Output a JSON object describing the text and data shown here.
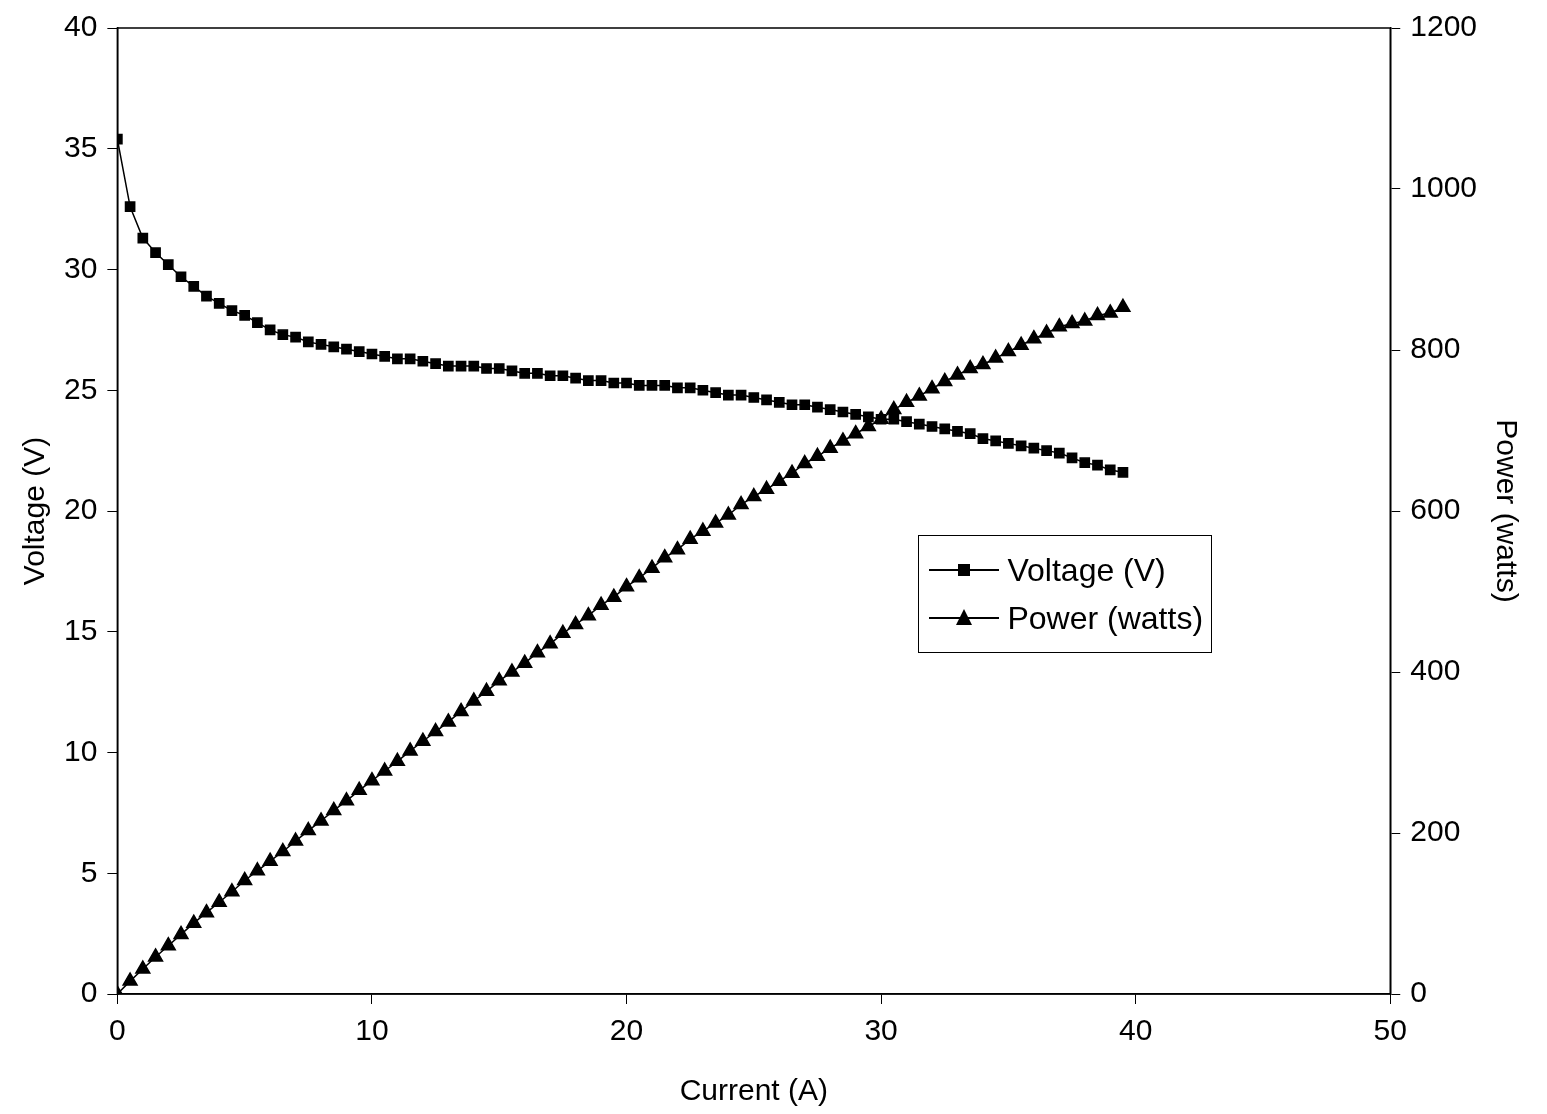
{
  "chart_data": {
    "type": "line",
    "xlabel": "Current (A)",
    "ylabel": "Voltage (V)",
    "y2label": "Power (watts)",
    "x": [
      0,
      0.5,
      1,
      1.5,
      2,
      2.5,
      3,
      3.5,
      4,
      4.5,
      5,
      5.5,
      6,
      6.5,
      7,
      7.5,
      8,
      8.5,
      9,
      9.5,
      10,
      10.5,
      11,
      11.5,
      12,
      12.5,
      13,
      13.5,
      14,
      14.5,
      15,
      15.5,
      16,
      16.5,
      17,
      17.5,
      18,
      18.5,
      19,
      19.5,
      20,
      20.5,
      21,
      21.5,
      22,
      22.5,
      23,
      23.5,
      24,
      24.5,
      25,
      25.5,
      26,
      26.5,
      27,
      27.5,
      28,
      28.5,
      29,
      29.5,
      30,
      30.5,
      31,
      31.5,
      32,
      32.5,
      33,
      33.5,
      34,
      34.5,
      35,
      35.5,
      36,
      36.5,
      37,
      37.5,
      38,
      38.5,
      39,
      39.5
    ],
    "series": [
      {
        "name": "Voltage (V)",
        "color": "#000000",
        "marker": "square",
        "values": [
          35.4,
          32.6,
          31.3,
          30.7,
          30.2,
          29.7,
          29.3,
          28.9,
          28.6,
          28.3,
          28.1,
          27.8,
          27.5,
          27.3,
          27.2,
          27.0,
          26.9,
          26.8,
          26.7,
          26.6,
          26.5,
          26.4,
          26.3,
          26.3,
          26.2,
          26.1,
          26.0,
          26.0,
          26.0,
          25.9,
          25.9,
          25.8,
          25.7,
          25.7,
          25.6,
          25.6,
          25.5,
          25.4,
          25.4,
          25.3,
          25.3,
          25.2,
          25.2,
          25.2,
          25.1,
          25.1,
          25.0,
          24.9,
          24.8,
          24.8,
          24.7,
          24.6,
          24.5,
          24.4,
          24.4,
          24.3,
          24.2,
          24.1,
          24.0,
          23.9,
          23.8,
          23.8,
          23.7,
          23.6,
          23.5,
          23.4,
          23.3,
          23.2,
          23.0,
          22.9,
          22.8,
          22.7,
          22.6,
          22.5,
          22.4,
          22.2,
          22.0,
          21.9,
          21.7,
          21.6
        ]
      },
      {
        "name": "Power (watts)",
        "color": "#000000",
        "marker": "triangle",
        "axis": "y2",
        "values": [
          0,
          16,
          31,
          46,
          60,
          74,
          88,
          101,
          114,
          127,
          141,
          153,
          165,
          177,
          190,
          203,
          215,
          228,
          240,
          253,
          265,
          277,
          289,
          302,
          314,
          326,
          338,
          351,
          364,
          376,
          389,
          400,
          411,
          424,
          435,
          448,
          459,
          470,
          483,
          493,
          506,
          517,
          529,
          542,
          552,
          565,
          575,
          585,
          595,
          608,
          618,
          627,
          637,
          647,
          659,
          668,
          678,
          687,
          696,
          705,
          714,
          726,
          735,
          743,
          752,
          761,
          769,
          777,
          782,
          790,
          798,
          806,
          814,
          821,
          829,
          833,
          836,
          843,
          846,
          853
        ]
      }
    ],
    "xlim": [
      0,
      50
    ],
    "xticks": [
      0,
      10,
      20,
      30,
      40,
      50
    ],
    "ylim": [
      0,
      40
    ],
    "yticks": [
      0,
      5,
      10,
      15,
      20,
      25,
      30,
      35,
      40
    ],
    "y2lim": [
      0,
      1200
    ],
    "y2ticks": [
      0,
      200,
      400,
      600,
      800,
      1000,
      1200
    ],
    "grid": false,
    "legend": "center right",
    "line_style": "solid"
  }
}
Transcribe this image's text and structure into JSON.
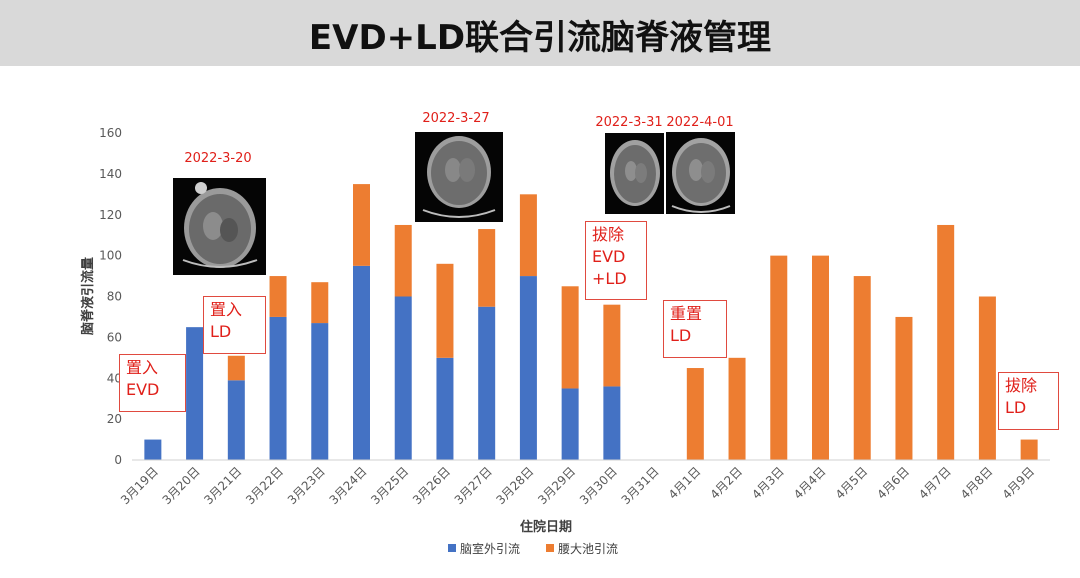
{
  "header": {
    "title": "EVD+LD联合引流脑脊液管理"
  },
  "chart_data": {
    "type": "bar",
    "stacked": true,
    "categories": [
      "3月19日",
      "3月20日",
      "3月21日",
      "3月22日",
      "3月23日",
      "3月24日",
      "3月25日",
      "3月26日",
      "3月27日",
      "3月28日",
      "3月29日",
      "3月30日",
      "3月31日",
      "4月1日",
      "4月2日",
      "4月3日",
      "4月4日",
      "4月5日",
      "4月6日",
      "4月7日",
      "4月8日",
      "4月9日"
    ],
    "series": [
      {
        "name": "脑室外引流",
        "color": "#4472c4",
        "values": [
          10,
          65,
          39,
          70,
          67,
          95,
          80,
          50,
          75,
          90,
          35,
          36,
          0,
          0,
          0,
          0,
          0,
          0,
          0,
          0,
          0,
          0
        ]
      },
      {
        "name": "腰大池引流",
        "color": "#ed7d31",
        "values": [
          0,
          0,
          12,
          20,
          20,
          40,
          35,
          46,
          38,
          40,
          50,
          40,
          0,
          45,
          50,
          100,
          100,
          90,
          70,
          115,
          80,
          10
        ]
      }
    ],
    "xlabel": "住院日期",
    "ylabel": "脑脊液引流量",
    "ylim": [
      0,
      160
    ],
    "yticks": [
      0,
      20,
      40,
      60,
      80,
      100,
      120,
      140,
      160
    ],
    "grid": false,
    "legend": "bottom"
  },
  "annotations": {
    "dates": [
      {
        "text": "2022-3-20"
      },
      {
        "text": "2022-3-27"
      },
      {
        "text": "2022-3-31"
      },
      {
        "text": "2022-4-01"
      }
    ],
    "notes": [
      {
        "lines": [
          "置入",
          "EVD"
        ]
      },
      {
        "lines": [
          "置入",
          "LD"
        ]
      },
      {
        "lines": [
          "拔除",
          "EVD",
          "+LD"
        ]
      },
      {
        "lines": [
          "重置",
          "LD"
        ]
      },
      {
        "lines": [
          "拔除",
          "LD"
        ]
      }
    ]
  }
}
—————
◆ **Task statement**: All lines that include "text" are to be gathered and copied.

◆ **Exercise response**:
Output a JSON object describing the text and data shown here.
Transcribe this image's text and structure into JSON.
        "text": "2022-3-20"
        "text": "2022-3-27"
        "text": "2022-3-31"
        "text": "2022-4-01"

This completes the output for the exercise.